** START **

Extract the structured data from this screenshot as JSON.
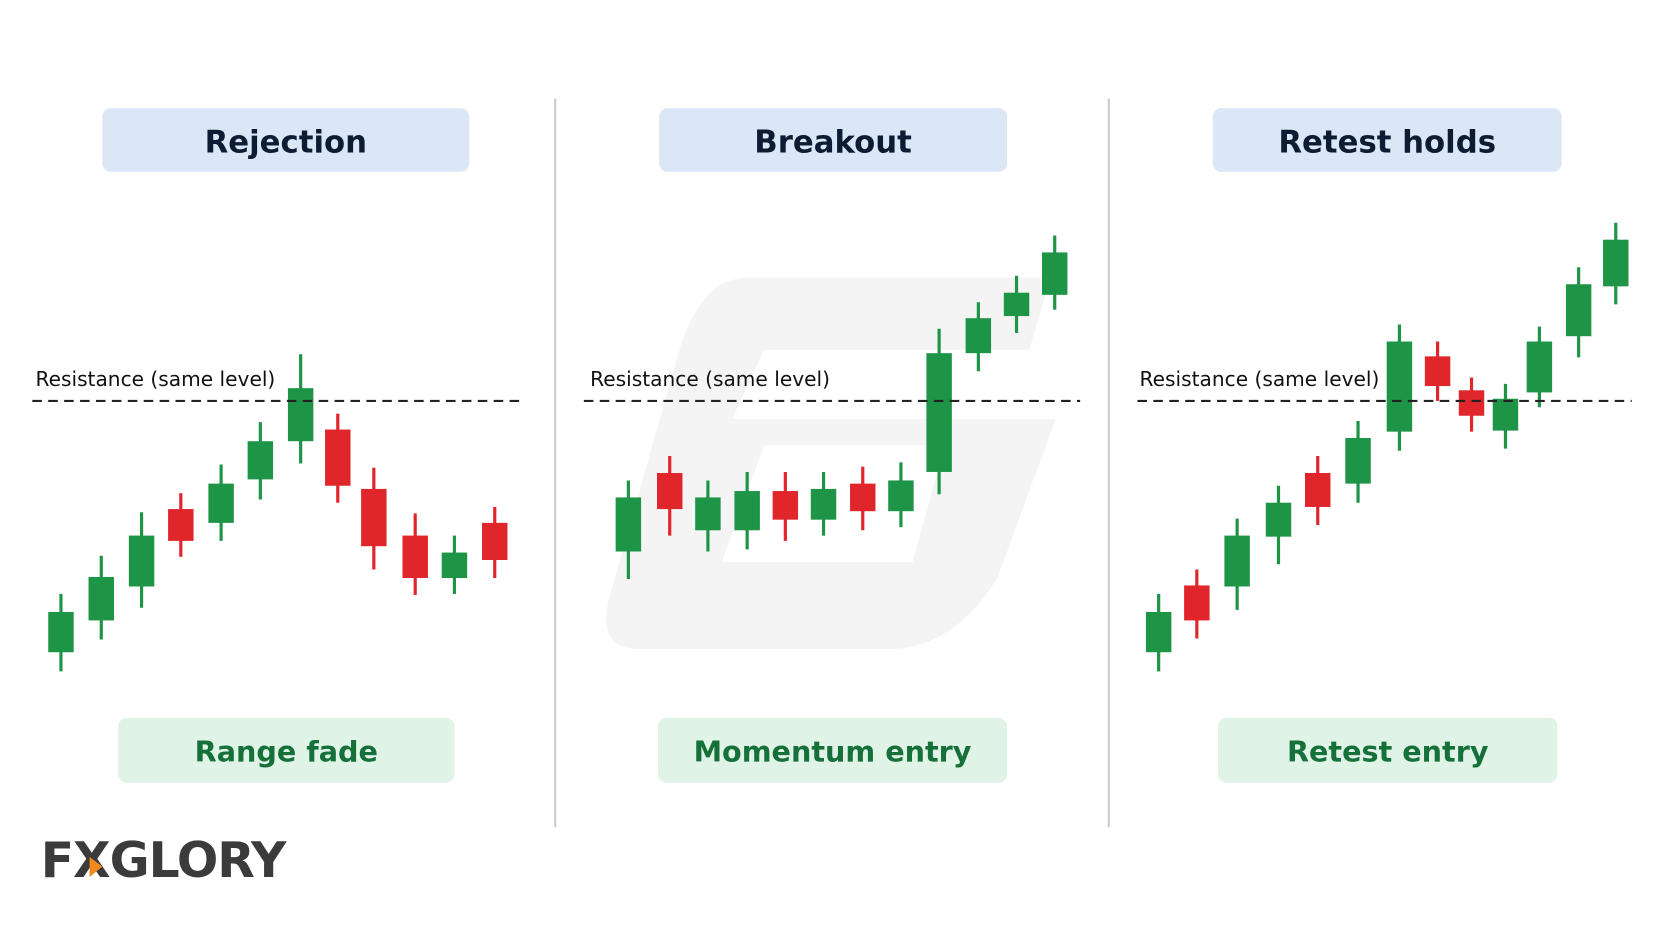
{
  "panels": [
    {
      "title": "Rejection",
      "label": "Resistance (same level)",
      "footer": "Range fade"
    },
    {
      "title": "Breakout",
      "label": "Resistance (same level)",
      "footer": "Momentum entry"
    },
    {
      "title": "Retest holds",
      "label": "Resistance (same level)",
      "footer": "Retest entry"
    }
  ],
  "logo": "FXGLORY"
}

** END **

• Task to carry out: Reproduce the entries above exactly. Do not include the images.

• Answer to this exercise:
Extract the structured data from this screenshot as JSON.
{
  "panels": [
    {
      "title": "Rejection",
      "label": "Resistance (same level)",
      "footer": "Range fade"
    },
    {
      "title": "Breakout",
      "label": "Resistance (same level)",
      "footer": "Momentum entry"
    },
    {
      "title": "Retest holds",
      "label": "Resistance (same level)",
      "footer": "Retest entry"
    }
  ],
  "logo": "FXGLORY"
}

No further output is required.